[Data provided start]

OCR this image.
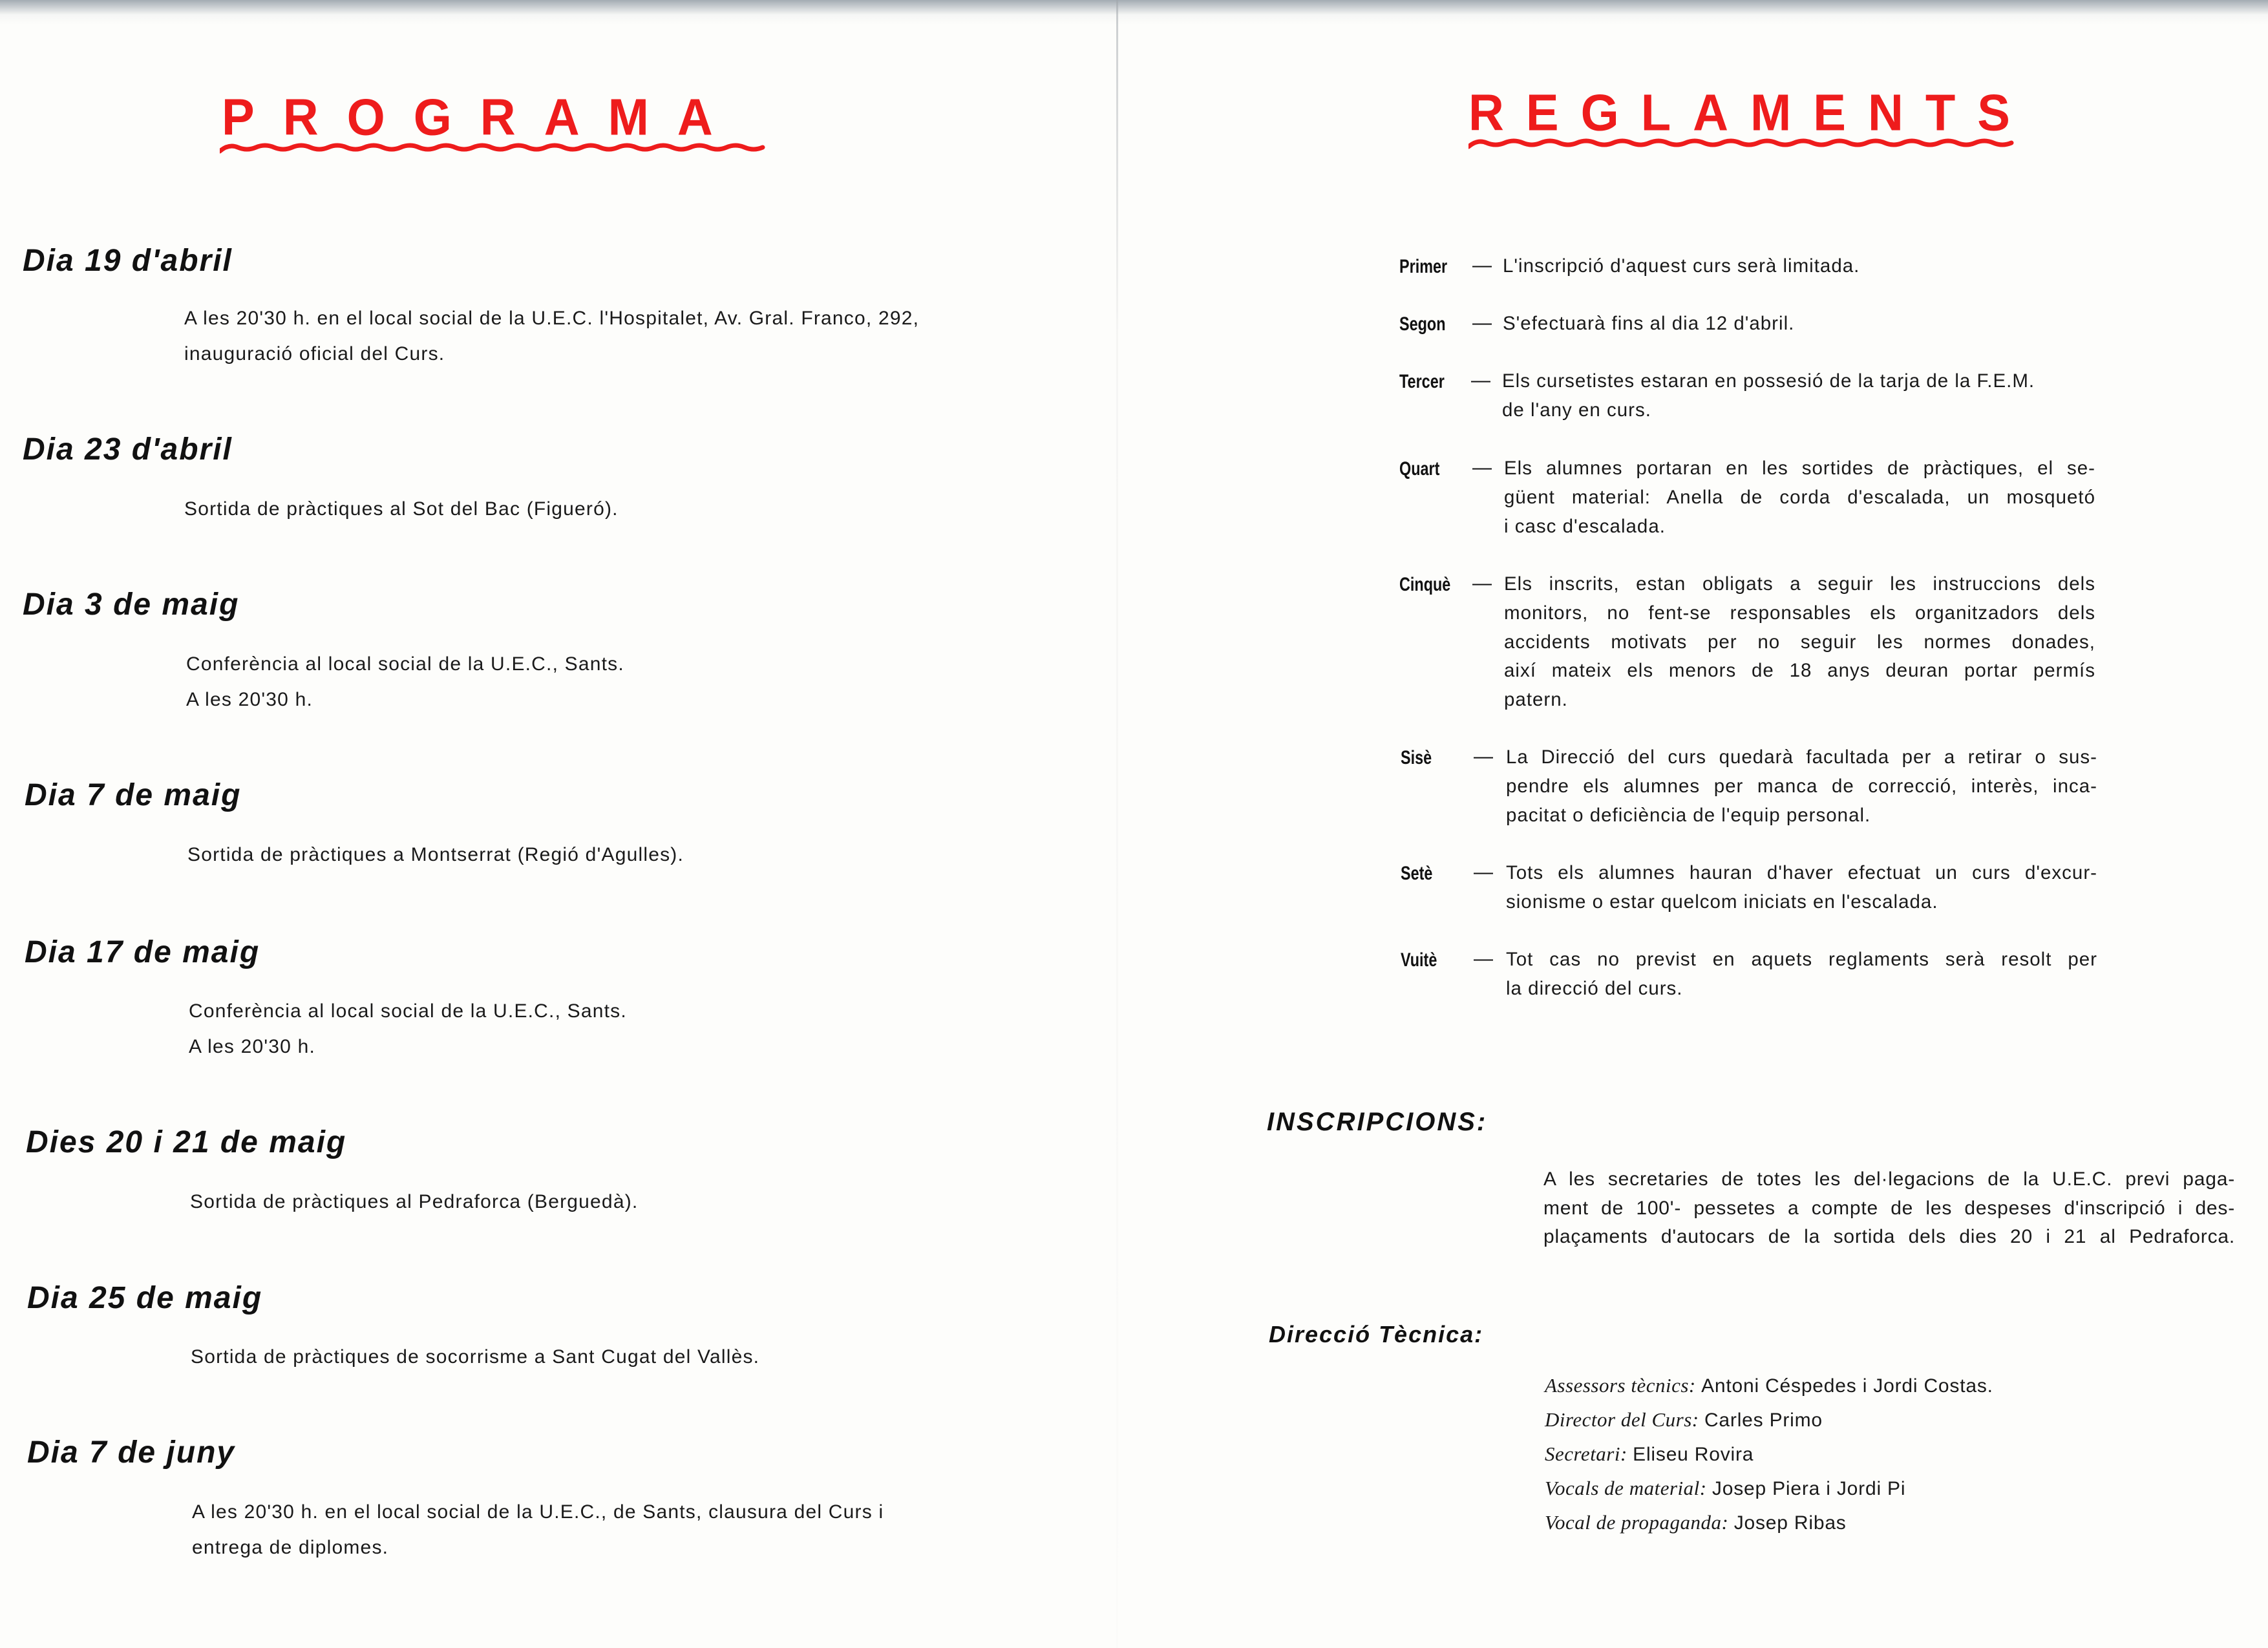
PROGRAMA
Dia 19 d'abril

A les 20'30 h. en el local social de la U.E.C. l'Hospitalet, Av. Gral. Franco, 292,

inauguració oficial del Curs.

Dia 23 d'abril

Sortida de pràctiques al Sot del Bac (Figueró).

Dia 3 de maig

Conferència al local social de la U.E.C., Sants.

A les 20'30 h.

Dia 7 de maig

Sortida de pràctiques a Montserrat (Regió d'Agulles).

Dia 17 de maig

Conferència al local social de la U.E.C., Sants.

A les 20'30 h.

Dies 20 i 21 de maig

Sortida de pràctiques al Pedraforca (Berguedà).

Dia 25 de maig

Sortida de pràctiques de socorrisme a Sant Cugat del Vallès.

Dia 7 de juny

A les 20'30 h. en el local social de la U.E.C., de Sants, clausura del Curs i

entrega de diplomes.

REGLAMENTS

Primer — L'inscripció d'aquest curs serà limitada.

Segon — S'efectuarà fins al dia 12 d'abril.

Tercer — Els cursetistes estaran en possesió de la tarja de la F.E.M.
de l'any en curs.

Quart — Els alumnes portaran en les sortides de pràctiques, el se-
güent material: Anella de corda d'escalada, un mosquetó
i casc d'escalada.

Cinquè — Els inscrits, estan obligats a seguir les instruccions dels
monitors, no fent-se responsables els organitzadors dels
accidents motivats per no seguir les normes donades,
així mateix els menors de 18 anys deuran portar permís
patern.

Sisè — La Direcció del curs quedarà facultada per a retirar o sus-
pendre els alumnes per manca de correcció, interès, inca-
pacitat o deficiència de l'equip personal.

Setè — Tots els alumnes hauran d'haver efectuat un curs d'excur-
sionisme o estar quelcom iniciats en l'escalada.

Vuitè — Tot cas no previst en aquets reglaments serà resolt per
la direcció del curs.
INSCRIPCIONS:
A les secretaries de totes les del·legacions de la U.E.C. previ paga-
ment de 100'- pessetes a compte de les despeses d'inscripció i des-
plaçaments d'autocars de la sortida dels dies 20 i 21 al Pedraforca.
Direcció Tècnica:

Assessors tècnics: Antoni Céspedes i Jordi Costas.

Director del Curs: Carles Primo

Secretari: Eliseu Rovira

Vocals de material: Josep Piera i Jordi Pi

Vocal de propaganda: Josep Ribas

[Data provided end]

#### [Aim of the task]
Tally the lines above containing "material". Answer with the count only.

#### [Output of the exercise]
2